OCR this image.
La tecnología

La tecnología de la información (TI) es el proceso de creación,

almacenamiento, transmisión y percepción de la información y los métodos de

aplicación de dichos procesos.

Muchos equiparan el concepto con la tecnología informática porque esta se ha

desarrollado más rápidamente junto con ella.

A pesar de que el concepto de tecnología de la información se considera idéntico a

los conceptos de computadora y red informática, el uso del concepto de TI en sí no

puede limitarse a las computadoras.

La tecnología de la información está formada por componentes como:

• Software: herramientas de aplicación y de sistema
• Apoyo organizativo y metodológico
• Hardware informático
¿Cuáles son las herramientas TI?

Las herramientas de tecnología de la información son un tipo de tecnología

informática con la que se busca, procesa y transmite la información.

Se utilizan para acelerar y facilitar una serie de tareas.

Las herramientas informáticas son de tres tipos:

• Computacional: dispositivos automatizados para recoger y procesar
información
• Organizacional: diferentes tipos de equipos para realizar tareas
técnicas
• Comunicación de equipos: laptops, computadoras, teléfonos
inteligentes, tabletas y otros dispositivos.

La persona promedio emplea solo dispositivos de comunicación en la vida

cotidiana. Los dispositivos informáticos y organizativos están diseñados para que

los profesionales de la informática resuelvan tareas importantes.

────────

_What you will do_
Copy out each record exactly as given, omitting none.

_Result of this task_
OCR this image.
La tecnología

La tecnología de la información (TI) es el proceso de creación,

almacenamiento, transmisión y percepción de la información y los métodos de

aplicación de dichos procesos.

Muchos equiparan el concepto con la tecnología informática porque esta se ha

desarrollado más rápidamente junto con ella.

A pesar de que el concepto de tecnología de la información se considera idéntico a

los conceptos de computadora y red informática, el uso del concepto de TI en sí no

puede limitarse a las computadoras.

La tecnología de la información está formada por componentes como:

• Software: herramientas de aplicación y de sistema
• Apoyo organizativo y metodológico
• Hardware informático
¿Cuáles son las herramientas TI?

Las herramientas de tecnología de la información son un tipo de tecnología

informática con la que se busca, procesa y transmite la información.

Se utilizan para acelerar y facilitar una serie de tareas.

Las herramientas informáticas son de tres tipos:

• Computacional: dispositivos automatizados para recoger y procesar
información
• Organizacional: diferentes tipos de equipos para realizar tareas
técnicas
• Comunicación de equipos: laptops, computadoras, teléfonos
inteligentes, tabletas y otros dispositivos.

La persona promedio emplea solo dispositivos de comunicación en la vida

cotidiana. Los dispositivos informáticos y organizativos están diseñados para que

los profesionales de la informática resuelvan tareas importantes.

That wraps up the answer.